====== SUPPLIED RECORDS ======

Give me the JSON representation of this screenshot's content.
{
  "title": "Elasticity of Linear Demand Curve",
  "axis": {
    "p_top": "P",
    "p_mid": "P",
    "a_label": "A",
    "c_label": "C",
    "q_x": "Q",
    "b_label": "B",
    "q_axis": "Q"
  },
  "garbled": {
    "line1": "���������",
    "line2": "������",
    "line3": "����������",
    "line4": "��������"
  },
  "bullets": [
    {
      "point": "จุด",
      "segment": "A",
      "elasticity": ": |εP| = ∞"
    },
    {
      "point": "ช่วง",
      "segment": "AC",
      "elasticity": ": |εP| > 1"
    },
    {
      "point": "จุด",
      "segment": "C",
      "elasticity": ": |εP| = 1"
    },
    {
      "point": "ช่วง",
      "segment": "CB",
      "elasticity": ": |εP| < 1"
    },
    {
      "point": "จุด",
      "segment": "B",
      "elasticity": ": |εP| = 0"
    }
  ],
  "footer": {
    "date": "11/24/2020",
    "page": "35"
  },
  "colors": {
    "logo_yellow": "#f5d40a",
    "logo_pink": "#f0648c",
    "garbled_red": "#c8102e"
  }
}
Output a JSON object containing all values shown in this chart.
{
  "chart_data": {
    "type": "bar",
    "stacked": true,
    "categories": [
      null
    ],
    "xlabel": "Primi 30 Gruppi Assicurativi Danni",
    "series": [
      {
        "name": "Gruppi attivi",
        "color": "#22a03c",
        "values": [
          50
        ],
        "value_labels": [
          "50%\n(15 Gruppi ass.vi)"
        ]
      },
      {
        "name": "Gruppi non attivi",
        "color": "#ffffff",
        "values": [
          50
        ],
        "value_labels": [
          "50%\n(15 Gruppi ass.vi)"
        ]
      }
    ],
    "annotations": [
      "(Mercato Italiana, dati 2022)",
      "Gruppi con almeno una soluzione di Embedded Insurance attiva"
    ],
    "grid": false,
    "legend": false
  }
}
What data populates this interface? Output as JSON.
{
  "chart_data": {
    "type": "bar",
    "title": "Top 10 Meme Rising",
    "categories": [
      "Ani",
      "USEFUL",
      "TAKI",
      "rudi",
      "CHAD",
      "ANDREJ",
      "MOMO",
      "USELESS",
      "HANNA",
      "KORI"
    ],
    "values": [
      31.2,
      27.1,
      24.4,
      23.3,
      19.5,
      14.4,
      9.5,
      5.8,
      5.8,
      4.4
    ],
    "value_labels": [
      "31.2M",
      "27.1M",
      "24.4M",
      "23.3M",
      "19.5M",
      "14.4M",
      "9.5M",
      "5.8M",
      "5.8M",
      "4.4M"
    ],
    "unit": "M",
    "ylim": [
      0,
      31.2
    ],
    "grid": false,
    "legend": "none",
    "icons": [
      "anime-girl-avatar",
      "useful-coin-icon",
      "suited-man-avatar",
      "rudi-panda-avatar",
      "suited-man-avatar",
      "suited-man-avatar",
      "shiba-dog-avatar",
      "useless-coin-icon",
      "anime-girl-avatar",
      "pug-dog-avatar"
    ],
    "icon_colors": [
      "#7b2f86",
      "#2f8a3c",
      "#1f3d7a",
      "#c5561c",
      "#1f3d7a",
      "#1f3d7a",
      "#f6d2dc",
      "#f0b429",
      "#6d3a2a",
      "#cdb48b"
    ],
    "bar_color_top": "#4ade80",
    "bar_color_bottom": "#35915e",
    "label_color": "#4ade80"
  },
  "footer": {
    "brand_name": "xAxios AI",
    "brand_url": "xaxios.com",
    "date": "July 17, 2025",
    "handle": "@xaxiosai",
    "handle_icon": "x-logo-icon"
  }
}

======

TASK. Reproduce the entries above in full by retyping them exactly.

FULL OUTPUT.
Give me the JSON representation of this screenshot's content.
{
  "title": "Elasticity of Linear Demand Curve",
  "axis": {
    "p_top": "P",
    "p_mid": "P",
    "a_label": "A",
    "c_label": "C",
    "q_x": "Q",
    "b_label": "B",
    "q_axis": "Q"
  },
  "garbled": {
    "line1": "���������",
    "line2": "������",
    "line3": "����������",
    "line4": "��������"
  },
  "bullets": [
    {
      "point": "จุด",
      "segment": "A",
      "elasticity": ": |εP| = ∞"
    },
    {
      "point": "ช่วง",
      "segment": "AC",
      "elasticity": ": |εP| > 1"
    },
    {
      "point": "จุด",
      "segment": "C",
      "elasticity": ": |εP| = 1"
    },
    {
      "point": "ช่วง",
      "segment": "CB",
      "elasticity": ": |εP| < 1"
    },
    {
      "point": "จุด",
      "segment": "B",
      "elasticity": ": |εP| = 0"
    }
  ],
  "footer": {
    "date": "11/24/2020",
    "page": "35"
  },
  "colors": {
    "logo_yellow": "#f5d40a",
    "logo_pink": "#f0648c",
    "garbled_red": "#c8102e"
  }
}
Output a JSON object containing all values shown in this chart.
{
  "chart_data": {
    "type": "bar",
    "stacked": true,
    "categories": [
      null
    ],
    "xlabel": "Primi 30 Gruppi Assicurativi Danni",
    "series": [
      {
        "name": "Gruppi attivi",
        "color": "#22a03c",
        "values": [
          50
        ],
        "value_labels": [
          "50%\n(15 Gruppi ass.vi)"
        ]
      },
      {
        "name": "Gruppi non attivi",
        "color": "#ffffff",
        "values": [
          50
        ],
        "value_labels": [
          "50%\n(15 Gruppi ass.vi)"
        ]
      }
    ],
    "annotations": [
      "(Mercato Italiana, dati 2022)",
      "Gruppi con almeno una soluzione di Embedded Insurance attiva"
    ],
    "grid": false,
    "legend": false
  }
}
What data populates this interface? Output as JSON.
{
  "chart_data": {
    "type": "bar",
    "title": "Top 10 Meme Rising",
    "categories": [
      "Ani",
      "USEFUL",
      "TAKI",
      "rudi",
      "CHAD",
      "ANDREJ",
      "MOMO",
      "USELESS",
      "HANNA",
      "KORI"
    ],
    "values": [
      31.2,
      27.1,
      24.4,
      23.3,
      19.5,
      14.4,
      9.5,
      5.8,
      5.8,
      4.4
    ],
    "value_labels": [
      "31.2M",
      "27.1M",
      "24.4M",
      "23.3M",
      "19.5M",
      "14.4M",
      "9.5M",
      "5.8M",
      "5.8M",
      "4.4M"
    ],
    "unit": "M",
    "ylim": [
      0,
      31.2
    ],
    "grid": false,
    "legend": "none",
    "icons": [
      "anime-girl-avatar",
      "useful-coin-icon",
      "suited-man-avatar",
      "rudi-panda-avatar",
      "suited-man-avatar",
      "suited-man-avatar",
      "shiba-dog-avatar",
      "useless-coin-icon",
      "anime-girl-avatar",
      "pug-dog-avatar"
    ],
    "icon_colors": [
      "#7b2f86",
      "#2f8a3c",
      "#1f3d7a",
      "#c5561c",
      "#1f3d7a",
      "#1f3d7a",
      "#f6d2dc",
      "#f0b429",
      "#6d3a2a",
      "#cdb48b"
    ],
    "bar_color_top": "#4ade80",
    "bar_color_bottom": "#35915e",
    "label_color": "#4ade80"
  },
  "footer": {
    "brand_name": "xAxios AI",
    "brand_url": "xaxios.com",
    "date": "July 17, 2025",
    "handle": "@xaxiosai",
    "handle_icon": "x-logo-icon"
  }
}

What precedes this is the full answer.